Hari Filsafat Sedunia 2025: Lebih dari Sekadar Peringatan, Sebuah Seruan Mendesak di Tengah Krisis Makna Global

Setiap Kamis ketiga bulan November—tahun ini jatuh tepat pada 20 November 2025—dunia memperingati Hari Filsafat Sedunia (World Philosophy Day) yang ditetapkan UNESCO sejak 2002. Di balik kesan seremonial, peringatan ini sebenarnya adalah alarm keras: filsafat bukan lagi kemewahan intelektual kelas menengah atas yang duduk di kafe Paris sambil membaca Sartre, melainkan kebutuhan mendesak umat manusia yang sedang kehilangan arah di era kecerdasan buatan, polarisasi politik, dan kehancuran iklim.

Mengapa Filsafat Dibutuhkan Lebih Dari Sebelumnya?

Manusia modern sedang mengalami apa yang oleh filsuf Korea-Byung-Chul Han disebut “krisis narasi”. Kita memiliki lebih banyak informasi daripada kapan pun dalam sejarah, tapi semakin sedikit makna. Algoritma media sosial menciptakan gelembung realitas yang membuat kita yakin bahwa “kebenaran” adalah apa yang paling sering muncul di feed. Politik identitas menggantikan perdebatan ide dengan pertarungan tribal. Sains dan teknologi melaju kencang, tapi pertanyaan “untuk apa?” dan “apakah ini baik?” semakin jarang ditanyakan.

* _Rumusan Soal_
Tuliskan kembali seluruh teks tentang Hari Filsafat Sedunia di atas tanpa mengubah satu kata pun.

* _Data Hasil Ekstraksi_
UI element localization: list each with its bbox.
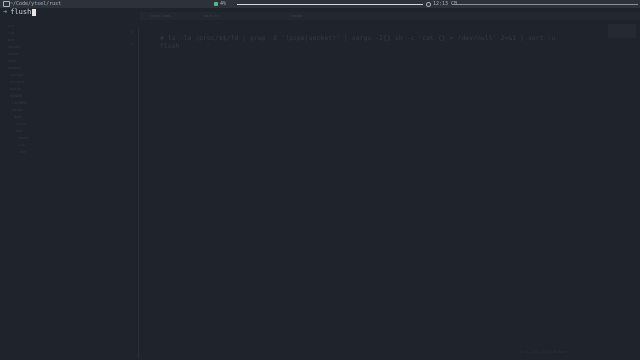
tab-readme[interactable]: readme: [290, 13, 303, 19]
tree-item[interactable]: tests: [8, 52, 19, 56]
text-cursor: [32, 9, 37, 16]
editor-gutter: [138, 28, 139, 358]
window-title: ~/Code/ytsel/rust: [10, 1, 62, 7]
progress-bar: [237, 3, 423, 5]
tree-item[interactable]: cli: [18, 143, 24, 147]
tree-item[interactable]: Cargo: [12, 108, 23, 112]
status-divider: [452, 3, 638, 5]
tree-item[interactable]: build: [10, 87, 21, 91]
tree-item[interactable]: src: [8, 24, 14, 28]
battery-icon: [214, 2, 218, 6]
minimap[interactable]: [608, 24, 636, 38]
tab-cargo[interactable]: cargo.toml: [150, 13, 171, 19]
tree-item[interactable]: main: [14, 115, 22, 119]
code-line: flush: [160, 42, 180, 50]
fold-icon[interactable]: ▸: [131, 30, 134, 34]
tree-item[interactable]: config: [10, 73, 23, 77]
code-editor[interactable]: # ls -la /proc/$$/fd | grep -E '(pipe|so…: [160, 34, 630, 50]
terminal-icon: [3, 0, 10, 8]
tab-main[interactable]: main.rs: [204, 13, 219, 19]
progress-fill: [237, 3, 423, 5]
editor-status: Ln 1, Col 1 UTF-8 Rust: [520, 350, 567, 354]
editor-tab-bar: cargo.toml main.rs readme: [140, 12, 640, 20]
tree-item[interactable]: LICENSE: [12, 101, 27, 105]
fold-icon[interactable]: ▸: [131, 42, 134, 46]
top-status-bar: ~/Code/ytsel/rust 4% 12:13 CB: [0, 0, 640, 8]
tree-item[interactable]: target: [8, 45, 21, 49]
tree-item[interactable]: cache: [18, 136, 29, 140]
tree-item[interactable]: scripts: [10, 80, 25, 84]
shell-prompt[interactable]: ➜ flush: [3, 8, 37, 17]
battery-label: 4%: [220, 1, 227, 7]
clock-icon: [426, 1, 431, 7]
tree-item[interactable]: docs: [8, 59, 16, 63]
tree-item[interactable]: run: [20, 150, 26, 154]
file-tree: src lib bin target tests docs assets config scri…: [4, 24, 134, 164]
tree-item[interactable]: bin: [8, 38, 14, 42]
battery-indicator: 4%: [214, 0, 226, 8]
tree-item[interactable]: README: [10, 94, 23, 98]
tree-item[interactable]: mod: [16, 129, 22, 133]
tree-item[interactable]: utils: [16, 122, 27, 126]
code-line: # ls -la /proc/$$/fd | grep -E '(pipe|so…: [160, 34, 556, 42]
command-input[interactable]: flush: [10, 8, 31, 17]
prompt-arrow-icon: ➜: [3, 8, 8, 16]
tree-item[interactable]: assets: [8, 66, 21, 70]
tree-item[interactable]: lib: [8, 31, 14, 35]
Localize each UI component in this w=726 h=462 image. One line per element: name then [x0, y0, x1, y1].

* _Hasil Latihan Ini_
Hari Filsafat Sedunia 2025: Lebih dari Sekadar Peringatan, Sebuah Seruan Mendesak di Tengah Krisis Makna Global

Setiap Kamis ketiga bulan November—tahun ini jatuh tepat pada 20 November 2025—dunia memperingati Hari Filsafat Sedunia (World Philosophy Day) yang ditetapkan UNESCO sejak 2002. Di balik kesan seremonial, peringatan ini sebenarnya adalah alarm keras: filsafat bukan lagi kemewahan intelektual kelas menengah atas yang duduk di kafe Paris sambil membaca Sartre, melainkan kebutuhan mendesak umat manusia yang sedang kehilangan arah di era kecerdasan buatan, polarisasi politik, dan kehancuran iklim.

Mengapa Filsafat Dibutuhkan Lebih Dari Sebelumnya?

Manusia modern sedang mengalami apa yang oleh filsuf Korea-Byung-Chul Han disebut “krisis narasi”. Kita memiliki lebih banyak informasi daripada kapan pun dalam sejarah, tapi semakin sedikit makna. Algoritma media sosial menciptakan gelembung realitas yang membuat kita yakin bahwa “kebenaran” adalah apa yang paling sering muncul di feed. Politik identitas menggantikan perdebatan ide dengan pertarungan tribal. Sains dan teknologi melaju kencang, tapi pertanyaan “untuk apa?” dan “apakah ini baik?” semakin jarang ditanyakan.